(Data records)
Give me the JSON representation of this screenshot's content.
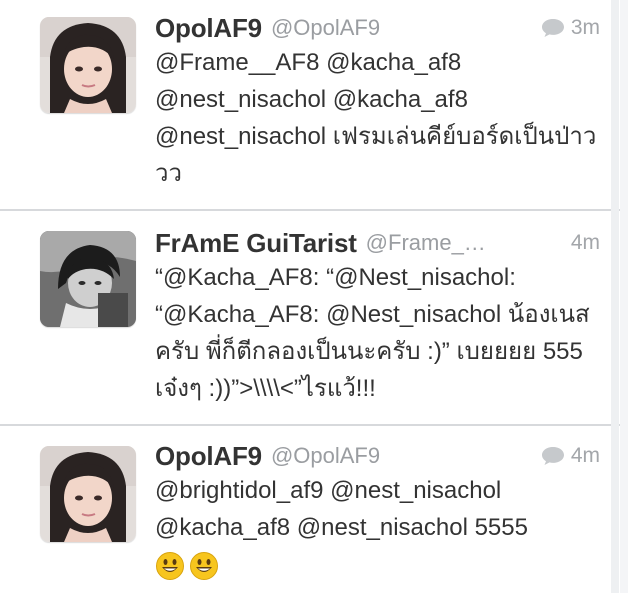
{
  "tweets": [
    {
      "display_name": "OpolAF9",
      "handle": "@OpolAF9",
      "time": "3m",
      "show_reply_icon": true,
      "text": "@Frame__AF8 @kacha_af8 @nest_nisachol @kacha_af8 @nest_nisachol เฟรมเล่นคีย์บอร์ดเป็นป่าววว",
      "avatar": "girl-avatar"
    },
    {
      "display_name": "FrAmE GuiTarist",
      "handle": "@Frame_…",
      "time": "4m",
      "show_reply_icon": false,
      "text": "“@Kacha_AF8: “@Nest_nisachol: “@Kacha_AF8: @Nest_nisachol น้องเนสครับ พี่ก็ตีกลองเป็นนะครับ :)” เบยยยย 555 เจ๋งๆ :))”>\\\\\\\\<”ไรแว้!!!",
      "avatar": "boy-avatar"
    },
    {
      "display_name": "OpolAF9",
      "handle": "@OpolAF9",
      "time": "4m",
      "show_reply_icon": true,
      "text": "@brightidol_af9 @nest_nisachol @kacha_af8 @nest_nisachol 5555",
      "emoji": [
        "smiley-emoji",
        "smiley-emoji"
      ],
      "avatar": "girl-avatar"
    }
  ],
  "colors": {
    "name": "#333333",
    "handle": "#9a9da1",
    "body": "#333333",
    "divider": "#d7d9dc",
    "emoji": "#f7c51e"
  }
}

» **Aim**:
Retype the entries word for word. Omit any images.

» **Result of this exercise**:
Give me the JSON representation of this screenshot's content.
{
  "tweets": [
    {
      "display_name": "OpolAF9",
      "handle": "@OpolAF9",
      "time": "3m",
      "show_reply_icon": true,
      "text": "@Frame__AF8 @kacha_af8 @nest_nisachol @kacha_af8 @nest_nisachol เฟรมเล่นคีย์บอร์ดเป็นป่าววว",
      "avatar": "girl-avatar"
    },
    {
      "display_name": "FrAmE GuiTarist",
      "handle": "@Frame_…",
      "time": "4m",
      "show_reply_icon": false,
      "text": "“@Kacha_AF8: “@Nest_nisachol: “@Kacha_AF8: @Nest_nisachol น้องเนสครับ พี่ก็ตีกลองเป็นนะครับ :)” เบยยยย 555 เจ๋งๆ :))”>\\\\\\\\<”ไรแว้!!!",
      "avatar": "boy-avatar"
    },
    {
      "display_name": "OpolAF9",
      "handle": "@OpolAF9",
      "time": "4m",
      "show_reply_icon": true,
      "text": "@brightidol_af9 @nest_nisachol @kacha_af8 @nest_nisachol 5555",
      "emoji": [
        "smiley-emoji",
        "smiley-emoji"
      ],
      "avatar": "girl-avatar"
    }
  ],
  "colors": {
    "name": "#333333",
    "handle": "#9a9da1",
    "body": "#333333",
    "divider": "#d7d9dc",
    "emoji": "#f7c51e"
  }
}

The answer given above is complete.